What the task asks: Copy out each line that mentions the word "público".

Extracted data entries

——————————

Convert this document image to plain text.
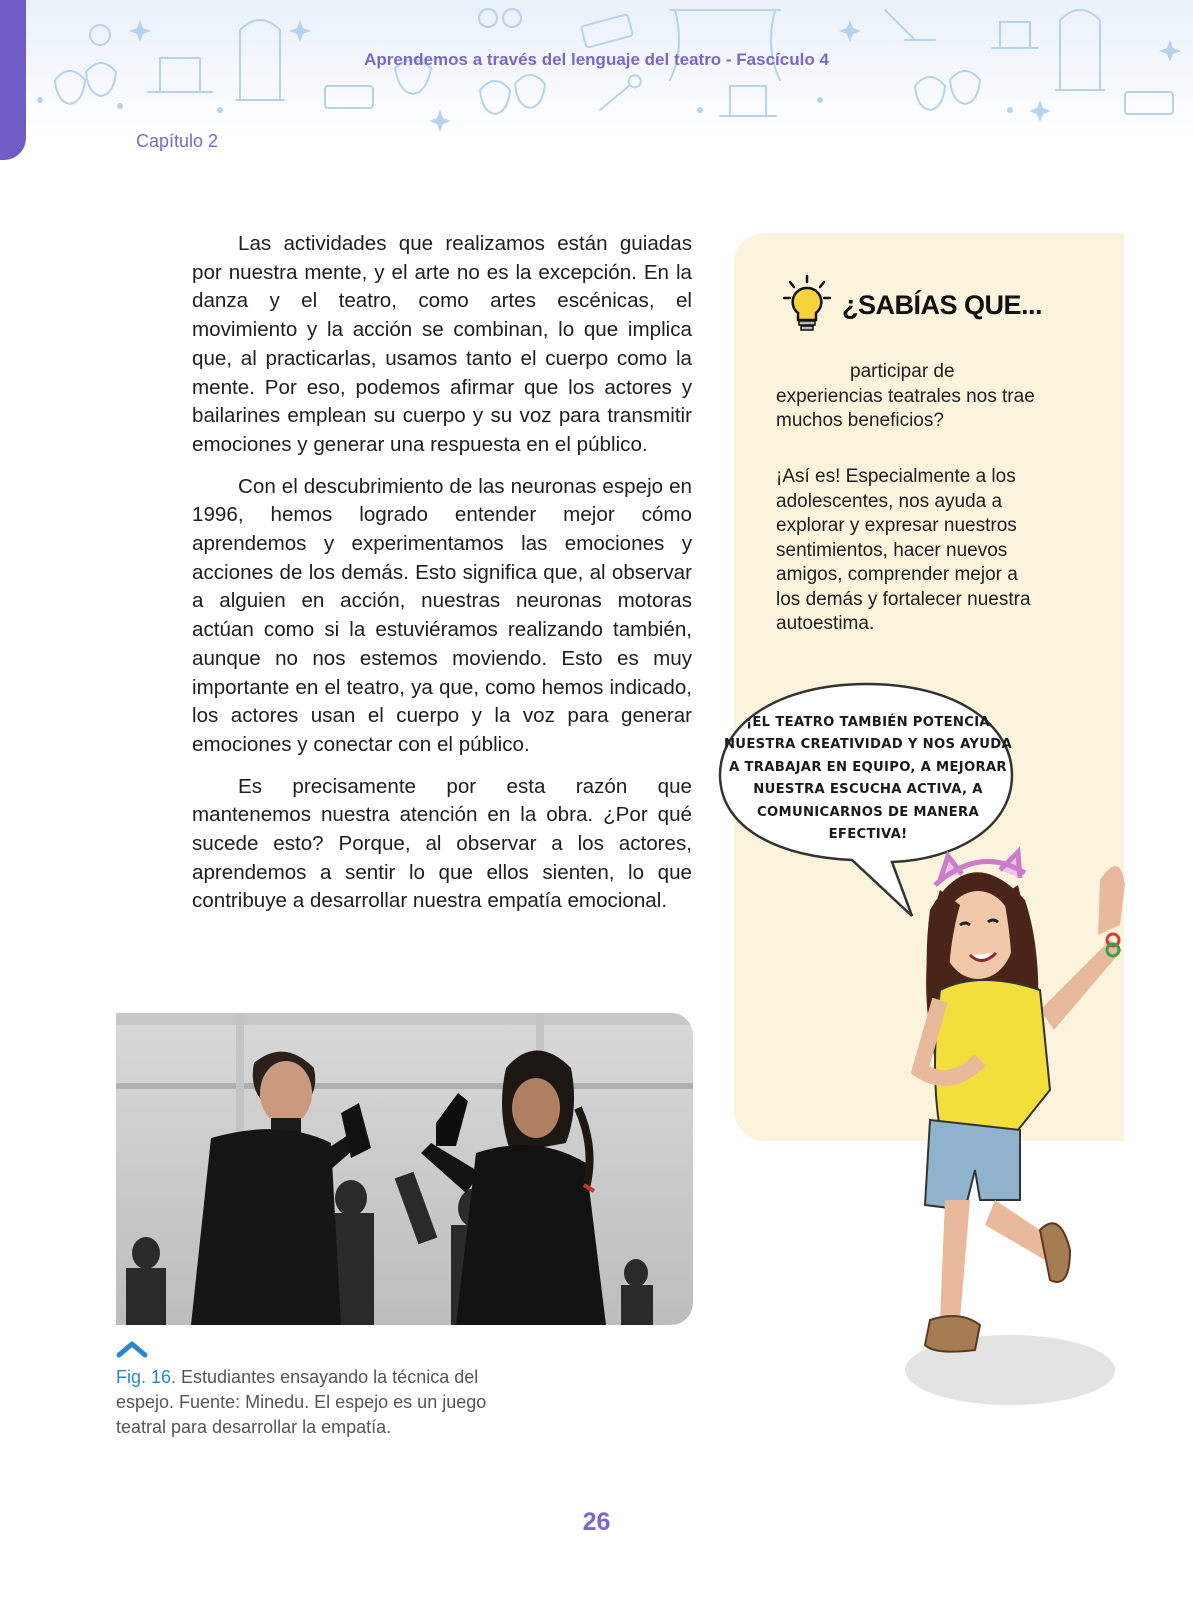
Aprendemos a través del lenguaje del teatro - Fascículo 4
Capítulo 2

Las actividades que realizamos están guiadas por nuestra mente, y el arte no es la excepción. En la danza y el teatro, como artes escénicas, el movimiento y la acción se combinan, lo que implica que, al practicarlas, usamos tanto el cuerpo como la mente. Por eso, podemos afirmar que los actores y bailarines emplean su cuerpo y su voz para transmitir emociones y generar una respuesta en el público.

Con el descubrimiento de las neuronas espejo en 1996, hemos logrado entender mejor cómo aprendemos y experimentamos las emociones y acciones de los demás. Esto significa que, al observar a alguien en acción, nuestras neuronas motoras actúan como si la estuviéramos realizando también, aunque no nos estemos moviendo. Esto es muy importante en el teatro, ya que, como hemos indicado, los actores usan el cuerpo y la voz para generar emociones y conectar con el público.

Es precisamente por esta razón que mantenemos nuestra atención en la obra. ¿Por qué sucede esto? Porque, al observar a los actores, aprendemos a sentir lo que ellos sienten, lo que contribuye a desarrollar nuestra empatía emocional.

Fig. 16. Estudiantes ensayando la técnica del espejo. Fuente: Minedu. El espejo es un juego teatral para desarrollar la empatía.
¿SABÍAS QUE...
participar de
experiencias teatrales nos trae muchos beneficios?
¡Así es! Especialmente a los adolescentes, nos ayuda a explorar y expresar nuestros sentimientos, hacer nuevos amigos, comprender mejor a los demás y fortalecer nuestra autoestima.
¡EL TEATRO TAMBIÉN POTENCIA NUESTRA CREATIVIDAD Y NOS AYUDA A TRABAJAR EN EQUIPO, A MEJORAR NUESTRA ESCUCHA ACTIVA, A COMUNICARNOS DE MANERA EFECTIVA!
26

——————————

Solution:
Las actividades que realizamos están guiadas por nuestra mente, y el arte no es la excepción. En la danza y el teatro, como artes escénicas, el movimiento y la acción se combinan, lo que implica que, al practicarlas, usamos tanto el cuerpo como la mente. Por eso, podemos afirmar que los actores y bailarines emplean su cuerpo y su voz para transmitir emociones y generar una respuesta en el público.
Con el descubrimiento de las neuronas espejo en 1996, hemos logrado entender mejor cómo aprendemos y experimentamos las emociones y acciones de los demás. Esto significa que, al observar a alguien en acción, nuestras neuronas motoras actúan como si la estuviéramos realizando también, aunque no nos estemos moviendo. Esto es muy importante en el teatro, ya que, como hemos indicado, los actores usan el cuerpo y la voz para generar emociones y conectar con el público.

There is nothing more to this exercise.